§ Task goal
Copy everything in the data below exactly except the pictures.

## Start

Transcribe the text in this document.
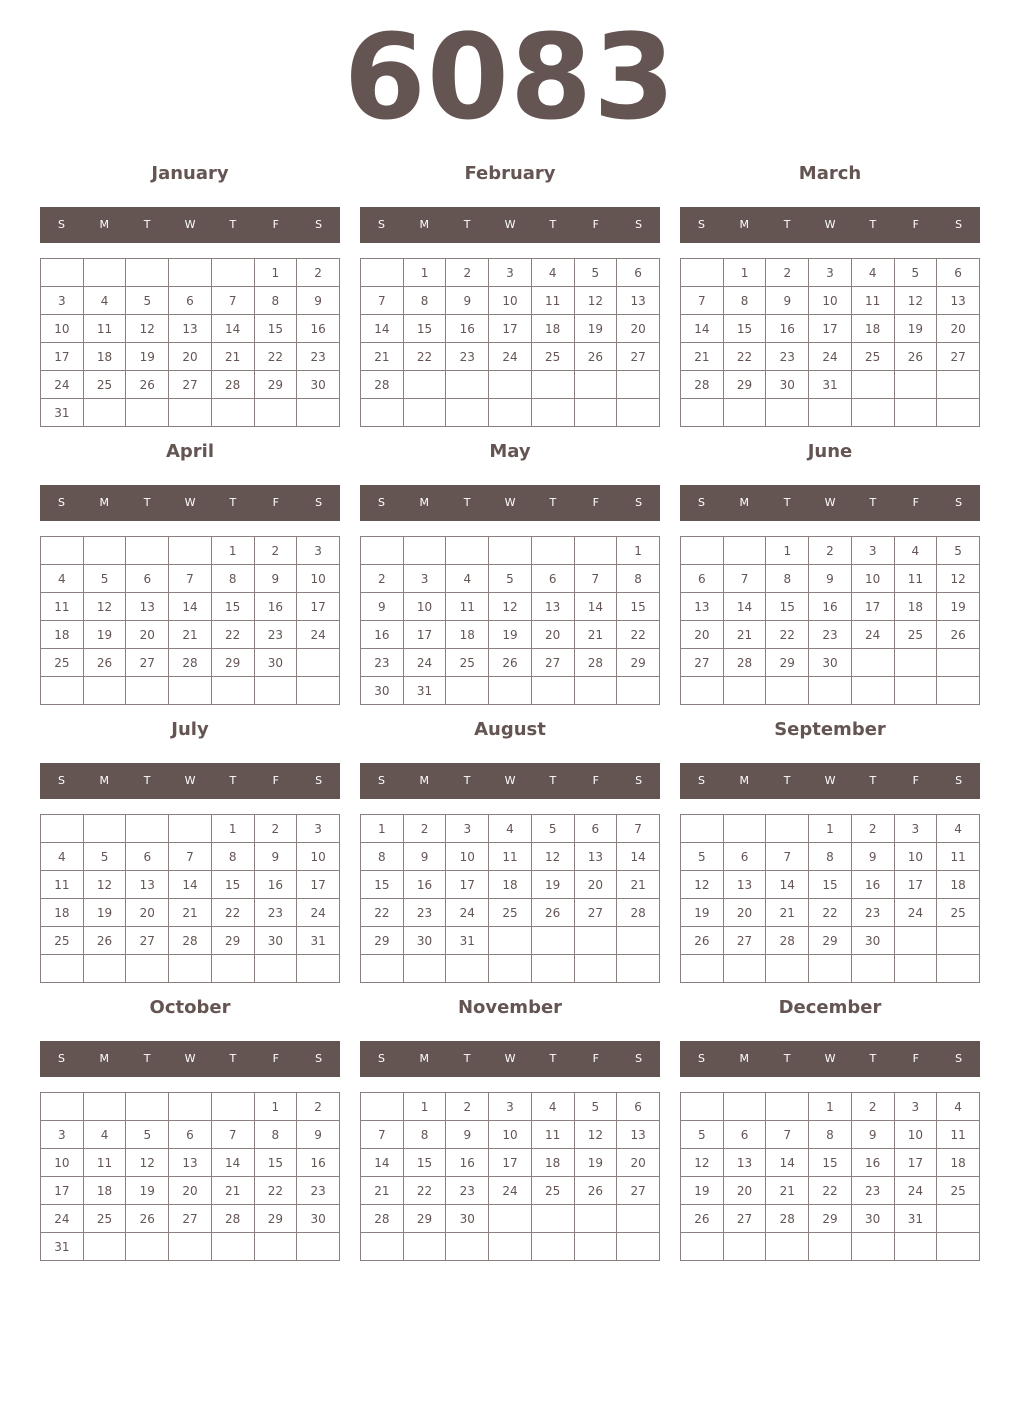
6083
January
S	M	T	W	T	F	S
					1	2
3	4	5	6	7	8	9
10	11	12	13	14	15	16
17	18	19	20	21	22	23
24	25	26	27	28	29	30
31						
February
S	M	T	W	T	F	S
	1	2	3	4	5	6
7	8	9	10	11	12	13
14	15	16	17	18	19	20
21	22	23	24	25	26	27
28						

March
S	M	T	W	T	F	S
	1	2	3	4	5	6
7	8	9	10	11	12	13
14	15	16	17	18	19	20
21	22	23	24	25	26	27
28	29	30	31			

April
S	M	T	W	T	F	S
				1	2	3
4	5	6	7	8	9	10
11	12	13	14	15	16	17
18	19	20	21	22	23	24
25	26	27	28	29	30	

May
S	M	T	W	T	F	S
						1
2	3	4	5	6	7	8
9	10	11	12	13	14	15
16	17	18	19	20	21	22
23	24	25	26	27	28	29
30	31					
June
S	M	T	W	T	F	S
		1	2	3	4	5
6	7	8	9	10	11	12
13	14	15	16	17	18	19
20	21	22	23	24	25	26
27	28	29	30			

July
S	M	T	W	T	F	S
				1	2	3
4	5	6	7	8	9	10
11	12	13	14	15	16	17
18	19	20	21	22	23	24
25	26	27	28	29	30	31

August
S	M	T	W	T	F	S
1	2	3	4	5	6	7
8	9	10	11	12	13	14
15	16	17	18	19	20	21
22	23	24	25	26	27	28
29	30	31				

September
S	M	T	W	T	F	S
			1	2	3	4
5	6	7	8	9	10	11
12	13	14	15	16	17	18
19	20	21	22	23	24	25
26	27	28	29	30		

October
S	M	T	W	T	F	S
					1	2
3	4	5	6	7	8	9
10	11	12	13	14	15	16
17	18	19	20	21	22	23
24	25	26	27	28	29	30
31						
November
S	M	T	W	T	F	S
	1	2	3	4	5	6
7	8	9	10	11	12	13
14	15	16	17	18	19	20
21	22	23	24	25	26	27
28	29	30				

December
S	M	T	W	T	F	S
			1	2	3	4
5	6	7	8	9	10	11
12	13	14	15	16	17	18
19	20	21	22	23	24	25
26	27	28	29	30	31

## End

§ Correct result
Transcribe the text in this document.
6083
January
S	M	T	W	T	F	S
					1	2
3	4	5	6	7	8	9
10	11	12	13	14	15	16
17	18	19	20	21	22	23
24	25	26	27	28	29	30
31						
February
S	M	T	W	T	F	S
	1	2	3	4	5	6
7	8	9	10	11	12	13
14	15	16	17	18	19	20
21	22	23	24	25	26	27
28						

March
S	M	T	W	T	F	S
	1	2	3	4	5	6
7	8	9	10	11	12	13
14	15	16	17	18	19	20
21	22	23	24	25	26	27
28	29	30	31			

April
S	M	T	W	T	F	S
				1	2	3
4	5	6	7	8	9	10
11	12	13	14	15	16	17
18	19	20	21	22	23	24
25	26	27	28	29	30	

May
S	M	T	W	T	F	S
						1
2	3	4	5	6	7	8
9	10	11	12	13	14	15
16	17	18	19	20	21	22
23	24	25	26	27	28	29
30	31					
June
S	M	T	W	T	F	S
		1	2	3	4	5
6	7	8	9	10	11	12
13	14	15	16	17	18	19
20	21	22	23	24	25	26
27	28	29	30			

July
S	M	T	W	T	F	S
				1	2	3
4	5	6	7	8	9	10
11	12	13	14	15	16	17
18	19	20	21	22	23	24
25	26	27	28	29	30	31

August
S	M	T	W	T	F	S
1	2	3	4	5	6	7
8	9	10	11	12	13	14
15	16	17	18	19	20	21
22	23	24	25	26	27	28
29	30	31				

September
S	M	T	W	T	F	S
			1	2	3	4
5	6	7	8	9	10	11
12	13	14	15	16	17	18
19	20	21	22	23	24	25
26	27	28	29	30		

October
S	M	T	W	T	F	S
					1	2
3	4	5	6	7	8	9
10	11	12	13	14	15	16
17	18	19	20	21	22	23
24	25	26	27	28	29	30
31						
November
S	M	T	W	T	F	S
	1	2	3	4	5	6
7	8	9	10	11	12	13
14	15	16	17	18	19	20
21	22	23	24	25	26	27
28	29	30				

December
S	M	T	W	T	F	S
			1	2	3	4
5	6	7	8	9	10	11
12	13	14	15	16	17	18
19	20	21	22	23	24	25
26	27	28	29	30	31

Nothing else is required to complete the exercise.